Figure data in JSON
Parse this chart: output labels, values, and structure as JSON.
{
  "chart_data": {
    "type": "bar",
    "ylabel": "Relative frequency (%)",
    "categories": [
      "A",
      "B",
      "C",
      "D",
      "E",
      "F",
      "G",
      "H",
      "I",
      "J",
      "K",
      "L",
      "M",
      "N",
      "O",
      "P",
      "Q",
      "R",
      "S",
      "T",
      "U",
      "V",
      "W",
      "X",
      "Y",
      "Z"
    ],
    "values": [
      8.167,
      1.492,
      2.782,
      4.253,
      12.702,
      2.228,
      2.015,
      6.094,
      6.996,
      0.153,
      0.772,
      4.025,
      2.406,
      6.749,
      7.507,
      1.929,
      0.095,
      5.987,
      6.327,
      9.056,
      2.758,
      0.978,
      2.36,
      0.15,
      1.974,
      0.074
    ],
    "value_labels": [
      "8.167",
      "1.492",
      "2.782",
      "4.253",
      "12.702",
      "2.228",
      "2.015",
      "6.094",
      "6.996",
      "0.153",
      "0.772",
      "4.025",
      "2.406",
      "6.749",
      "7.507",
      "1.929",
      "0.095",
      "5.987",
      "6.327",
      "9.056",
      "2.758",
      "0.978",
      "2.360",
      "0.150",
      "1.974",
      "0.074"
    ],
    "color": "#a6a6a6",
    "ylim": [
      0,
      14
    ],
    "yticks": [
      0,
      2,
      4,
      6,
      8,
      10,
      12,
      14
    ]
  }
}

*Your goal*
Extract all of the data exactly as written.

*Task result*
Parse this chart: output labels, values, and structure as JSON.
{
  "chart_data": {
    "type": "bar",
    "ylabel": "Relative frequency (%)",
    "categories": [
      "A",
      "B",
      "C",
      "D",
      "E",
      "F",
      "G",
      "H",
      "I",
      "J",
      "K",
      "L",
      "M",
      "N",
      "O",
      "P",
      "Q",
      "R",
      "S",
      "T",
      "U",
      "V",
      "W",
      "X",
      "Y",
      "Z"
    ],
    "values": [
      8.167,
      1.492,
      2.782,
      4.253,
      12.702,
      2.228,
      2.015,
      6.094,
      6.996,
      0.153,
      0.772,
      4.025,
      2.406,
      6.749,
      7.507,
      1.929,
      0.095,
      5.987,
      6.327,
      9.056,
      2.758,
      0.978,
      2.36,
      0.15,
      1.974,
      0.074
    ],
    "value_labels": [
      "8.167",
      "1.492",
      "2.782",
      "4.253",
      "12.702",
      "2.228",
      "2.015",
      "6.094",
      "6.996",
      "0.153",
      "0.772",
      "4.025",
      "2.406",
      "6.749",
      "7.507",
      "1.929",
      "0.095",
      "5.987",
      "6.327",
      "9.056",
      "2.758",
      "0.978",
      "2.360",
      "0.150",
      "1.974",
      "0.074"
    ],
    "color": "#a6a6a6",
    "ylim": [
      0,
      14
    ],
    "yticks": [
      0,
      2,
      4,
      6,
      8,
      10,
      12,
      14
    ]
  }
}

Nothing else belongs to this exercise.